Problem statement: The entire listing is to be repeated verbatim.

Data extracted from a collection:

----

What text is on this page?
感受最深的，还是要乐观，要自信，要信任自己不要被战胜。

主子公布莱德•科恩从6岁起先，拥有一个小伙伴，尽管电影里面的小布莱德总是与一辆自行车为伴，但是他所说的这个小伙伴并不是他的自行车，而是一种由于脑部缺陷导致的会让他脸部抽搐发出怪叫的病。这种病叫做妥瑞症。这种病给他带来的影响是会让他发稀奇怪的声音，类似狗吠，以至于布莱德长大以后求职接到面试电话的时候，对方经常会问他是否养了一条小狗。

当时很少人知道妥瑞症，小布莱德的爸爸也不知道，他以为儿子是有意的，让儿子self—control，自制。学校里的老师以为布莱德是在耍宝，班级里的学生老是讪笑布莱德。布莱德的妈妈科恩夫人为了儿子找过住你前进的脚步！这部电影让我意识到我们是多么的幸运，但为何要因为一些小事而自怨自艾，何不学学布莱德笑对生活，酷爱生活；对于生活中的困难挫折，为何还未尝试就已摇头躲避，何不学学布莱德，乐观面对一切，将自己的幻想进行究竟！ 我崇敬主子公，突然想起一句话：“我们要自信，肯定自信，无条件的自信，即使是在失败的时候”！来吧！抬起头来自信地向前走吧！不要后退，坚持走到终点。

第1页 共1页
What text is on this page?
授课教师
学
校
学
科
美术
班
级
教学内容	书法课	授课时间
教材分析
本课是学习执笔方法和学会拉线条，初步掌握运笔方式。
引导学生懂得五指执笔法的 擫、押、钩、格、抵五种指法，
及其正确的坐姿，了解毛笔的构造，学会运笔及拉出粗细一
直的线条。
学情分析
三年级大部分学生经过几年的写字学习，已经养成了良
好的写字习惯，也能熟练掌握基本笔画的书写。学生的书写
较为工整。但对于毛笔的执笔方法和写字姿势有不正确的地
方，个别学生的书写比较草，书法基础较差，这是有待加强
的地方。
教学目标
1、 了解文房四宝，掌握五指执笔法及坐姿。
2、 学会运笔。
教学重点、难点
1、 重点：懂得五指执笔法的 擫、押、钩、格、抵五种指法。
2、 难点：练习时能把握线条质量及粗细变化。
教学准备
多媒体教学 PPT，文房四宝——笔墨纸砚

----

Solution for this problem:
What text is on this page?
感受最深的，还是要乐观，要自信，要信任自己不要被战胜。

主子公布莱德•科恩从6岁起先，拥有一个小伙伴，尽管电影里面的小布莱德总是与一辆自行车为伴，但是他所说的这个小伙伴并不是他的自行车，而是一种由于脑部缺陷导致的会让他脸部抽搐发出怪叫的病。这种病叫做妥瑞症。这种病给他带来的影响是会让他发稀奇怪的声音，类似狗吠，以至于布莱德长大以后求职接到面试电话的时候，对方经常会问他是否养了一条小狗。

当时很少人知道妥瑞症，小布莱德的爸爸也不知道，他以为儿子是有意的，让儿子self—control，自制。学校里的老师以为布莱德是在耍宝，班级里的学生老是讪笑布莱德。布莱德的妈妈科恩夫人为了儿子找过住你前进的脚步！这部电影让我意识到我们是多么的幸运，但为何要因为一些小事而自怨自艾，何不学学布莱德笑对生活，酷爱生活；对于生活中的困难挫折，为何还未尝试就已摇头躲避，何不学学布莱德，乐观面对一切，将自己的幻想进行究竟！ 我崇敬主子公，突然想起一句话：“我们要自信，肯定自信，无条件的自信，即使是在失败的时候”！来吧！抬起头来自信地向前走吧！不要后退，坚持走到终点。

第1页 共1页
What text is on this page?
授课教师
学
校
学
科
美术
班
级
教学内容	书法课	授课时间
教材分析
本课是学习执笔方法和学会拉线条，初步掌握运笔方式。
引导学生懂得五指执笔法的 擫、押、钩、格、抵五种指法，
及其正确的坐姿，了解毛笔的构造，学会运笔及拉出粗细一
直的线条。
学情分析
三年级大部分学生经过几年的写字学习，已经养成了良
好的写字习惯，也能熟练掌握基本笔画的书写。学生的书写
较为工整。但对于毛笔的执笔方法和写字姿势有不正确的地
方，个别学生的书写比较草，书法基础较差，这是有待加强
的地方。
教学目标
1、 了解文房四宝，掌握五指执笔法及坐姿。
2、 学会运笔。
教学重点、难点
1、 重点：懂得五指执笔法的 擫、押、钩、格、抵五种指法。
2、 难点：练习时能把握线条质量及粗细变化。
教学准备
多媒体教学 PPT，文房四宝——笔墨纸砚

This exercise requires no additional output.